Autrefois redoutée et incontrôlable, la météo va-t-elle finalement être maîtrisée par l’Homme ? Si la question semble relever de la science-fiction, elle est bien réelle dans la tête des scientifiques, inquiets de la vitesse à laquelle se font ressentir les effets du réchauffement climatique et de la très faible action des gouvernements. Depuis une petite dizaine d’années, l’idée de géo-ingénierie trace sa route et figure parmi les solutions évoquées par les "techno optimistes", ou autrement dit ceux qui pensent résoudre la crise climatique grâce aux nouvelles technologies.
Dès 2014, ce terme apparaît dans le rapport de synthèse du Giec sur les changements climatiques. La géo-ingénierie y est définie comme un "vaste ensemble de techniques fonctionnant à grande échelle et visant à modifier délibérément le système climatique" pour lutter contre le réchauffement. Parmi ces méthodes figurent le stockage du dioxyde de carbone, la gestion du rayonnement solaire ou encore l’ensemencement de nuages ou "pluie artificielle".
Le Giec reste prudent
Et depuis, les entrepreneurs se bousculent au portillon pour développer ces technologies, en particulier pour la capture du carbone. La fondation XPrize d’Elon Musk attribue par exemple 100 millions de dollars chaque année au développement de ces procédés. Si le Giec rappelle cependant qu’il existe peu d’éléments pour évaluer "leur faisabilité, leur coût, leurs effets secondaires et leur incidence sur l’environnement", la pluie artificielle possède, elle, une longueur d’avance.

Données fournies:
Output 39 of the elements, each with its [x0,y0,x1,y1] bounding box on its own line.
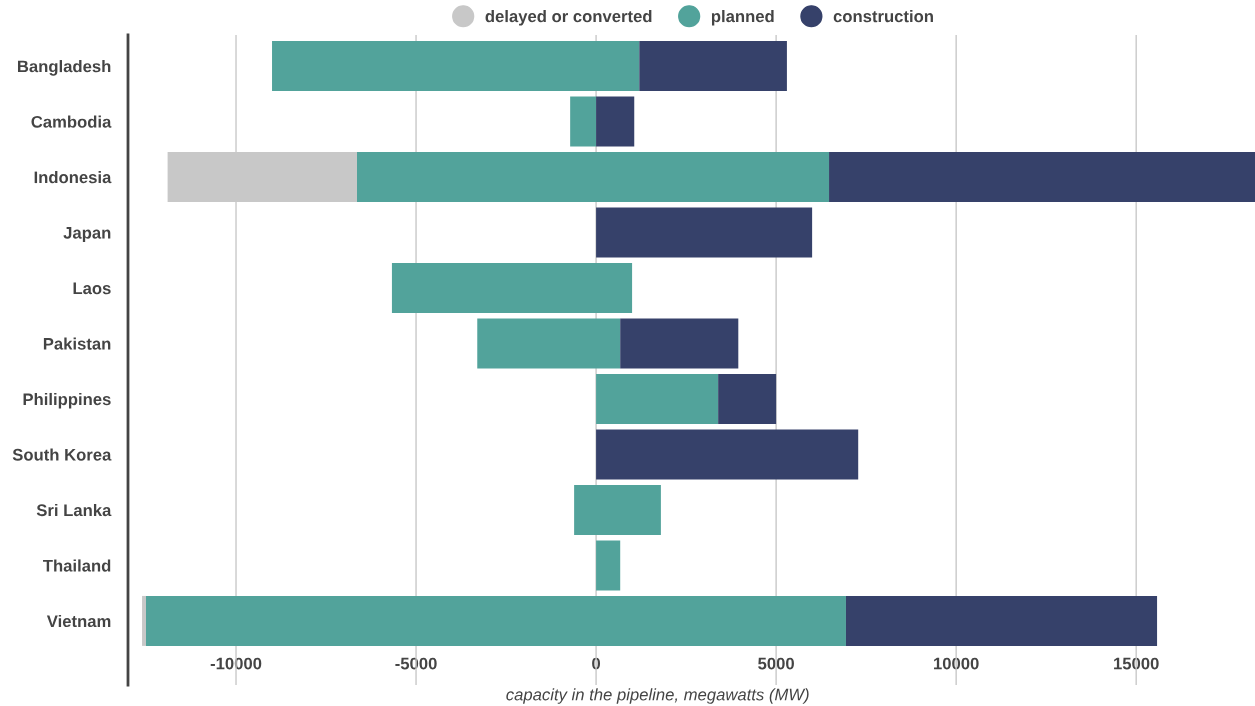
---
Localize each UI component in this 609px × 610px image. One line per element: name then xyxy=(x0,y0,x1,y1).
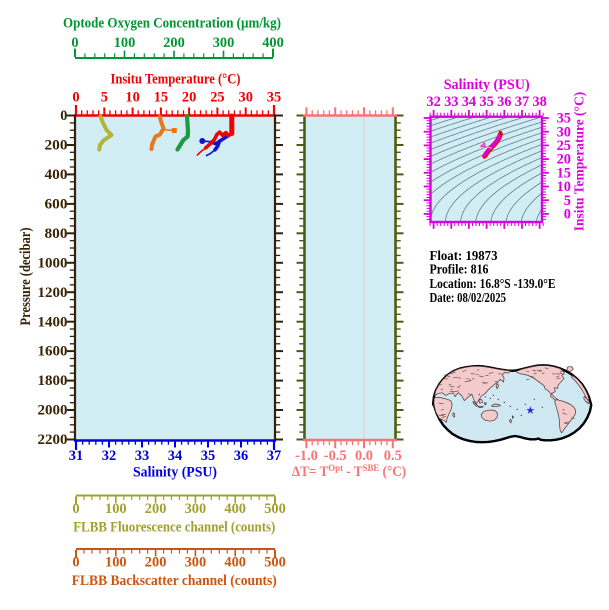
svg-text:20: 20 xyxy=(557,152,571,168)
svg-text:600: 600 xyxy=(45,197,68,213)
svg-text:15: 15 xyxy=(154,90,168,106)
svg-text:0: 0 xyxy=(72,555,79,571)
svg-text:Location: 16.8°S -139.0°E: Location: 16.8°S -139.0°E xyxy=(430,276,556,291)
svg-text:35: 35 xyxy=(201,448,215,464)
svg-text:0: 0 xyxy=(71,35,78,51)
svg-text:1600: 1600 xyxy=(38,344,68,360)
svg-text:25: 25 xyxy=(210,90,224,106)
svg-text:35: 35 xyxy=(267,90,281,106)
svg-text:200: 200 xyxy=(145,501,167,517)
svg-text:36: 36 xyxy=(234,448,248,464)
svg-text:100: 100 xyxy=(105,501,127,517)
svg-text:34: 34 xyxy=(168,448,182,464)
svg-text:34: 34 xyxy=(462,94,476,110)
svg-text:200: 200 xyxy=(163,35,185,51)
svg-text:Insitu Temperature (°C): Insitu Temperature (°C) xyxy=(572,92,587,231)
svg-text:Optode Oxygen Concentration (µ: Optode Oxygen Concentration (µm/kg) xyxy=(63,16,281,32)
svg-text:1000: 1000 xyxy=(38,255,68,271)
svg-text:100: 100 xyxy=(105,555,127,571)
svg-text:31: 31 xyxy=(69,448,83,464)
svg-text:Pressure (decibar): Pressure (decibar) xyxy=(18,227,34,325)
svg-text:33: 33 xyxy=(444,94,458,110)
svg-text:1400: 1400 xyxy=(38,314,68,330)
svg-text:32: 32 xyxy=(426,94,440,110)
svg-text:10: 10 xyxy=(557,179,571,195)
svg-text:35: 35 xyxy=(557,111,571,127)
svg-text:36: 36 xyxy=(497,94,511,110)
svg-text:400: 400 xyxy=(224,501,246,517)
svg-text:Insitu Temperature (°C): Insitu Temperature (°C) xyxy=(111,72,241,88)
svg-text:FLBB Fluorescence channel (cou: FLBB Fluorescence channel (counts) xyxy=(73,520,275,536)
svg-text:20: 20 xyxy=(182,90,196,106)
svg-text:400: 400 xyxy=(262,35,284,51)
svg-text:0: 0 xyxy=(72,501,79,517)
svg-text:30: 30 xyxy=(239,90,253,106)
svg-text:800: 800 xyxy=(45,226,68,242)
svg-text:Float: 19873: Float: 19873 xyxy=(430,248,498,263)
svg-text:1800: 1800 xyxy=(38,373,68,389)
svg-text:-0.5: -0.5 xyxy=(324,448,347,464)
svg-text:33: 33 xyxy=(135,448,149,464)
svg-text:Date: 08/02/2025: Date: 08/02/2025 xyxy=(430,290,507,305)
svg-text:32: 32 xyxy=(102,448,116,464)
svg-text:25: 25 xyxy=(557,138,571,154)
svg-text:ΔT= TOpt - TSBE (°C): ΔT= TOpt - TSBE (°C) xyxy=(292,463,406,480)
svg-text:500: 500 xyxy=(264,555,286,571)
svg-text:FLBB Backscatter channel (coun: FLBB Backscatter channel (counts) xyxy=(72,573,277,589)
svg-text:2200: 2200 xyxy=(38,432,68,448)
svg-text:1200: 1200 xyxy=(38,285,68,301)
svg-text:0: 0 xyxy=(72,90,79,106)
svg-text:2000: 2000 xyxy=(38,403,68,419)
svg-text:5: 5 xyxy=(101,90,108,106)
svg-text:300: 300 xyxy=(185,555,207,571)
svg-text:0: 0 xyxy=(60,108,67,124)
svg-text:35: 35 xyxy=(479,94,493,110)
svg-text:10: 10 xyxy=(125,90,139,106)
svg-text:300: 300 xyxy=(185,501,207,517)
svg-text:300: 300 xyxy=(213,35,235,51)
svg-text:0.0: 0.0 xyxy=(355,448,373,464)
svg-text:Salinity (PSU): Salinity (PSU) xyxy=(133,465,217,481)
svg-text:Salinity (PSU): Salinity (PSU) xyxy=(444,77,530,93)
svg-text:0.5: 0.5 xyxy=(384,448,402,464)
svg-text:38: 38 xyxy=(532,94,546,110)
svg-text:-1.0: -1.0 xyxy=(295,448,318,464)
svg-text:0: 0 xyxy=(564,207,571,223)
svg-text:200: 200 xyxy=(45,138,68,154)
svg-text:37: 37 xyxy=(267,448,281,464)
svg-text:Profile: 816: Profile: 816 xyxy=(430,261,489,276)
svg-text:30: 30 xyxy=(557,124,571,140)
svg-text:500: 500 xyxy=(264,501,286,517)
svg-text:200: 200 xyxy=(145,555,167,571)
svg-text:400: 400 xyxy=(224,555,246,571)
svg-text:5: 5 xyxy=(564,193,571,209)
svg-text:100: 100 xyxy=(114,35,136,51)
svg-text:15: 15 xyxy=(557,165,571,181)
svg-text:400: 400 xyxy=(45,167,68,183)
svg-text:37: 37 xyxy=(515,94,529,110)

Exercice proposé A: Quelles méthodes de géo-ingénierie l'extrait sur la géo-ingénierie cite-t-il ? Donnez-les toutes.
Exercice proposé B: D'après l'extrait sur la géo-ingénierie, quelle somme la fondation XPrize attribue-t-elle chaque année au développement de ces procédés ?
Exercice proposé C: Veuillez poursuivre l'extrait sur la géo-ingénierie à partir de sa dernière phrase.
Les entrées n'ont aucun lien avec l'extrait sur la géo-ingénierie.

Réponse rédigée A: Le stockage du dioxyde de carbone, la gestion du rayonnement solaire et l'ensemencement de nuages, aussi appelé « pluie artificielle ».

Réponse rédigée B: 100 millions de dollars par an.

Réponse rédigée C:
Car les scientifiques savent la créer. Testée auparavant - et officieusement - dans un cadre militaire en 1962 au sein de "l’opération Popeye", la pluie artificielle est réalisée grâce à une injection d’iodure d’argent dans un nuage, si celui-ci a une température inférieure à 0°C. Dans le cas contraire, on peut utiliser des sels hygroscopiques. Efficaces, ces méthodes ont été testées à plusieurs reprises au Moyen-Orient et en Chine pour lutter contre la sécheresse des sols. Et même en France via l’Association nationale d’étude et de lutte contre les fléaux atmosphériques (Anelfa), mais cette fois-ci pour prévenir des fortes chutes de grêle.
Une solution miracle ?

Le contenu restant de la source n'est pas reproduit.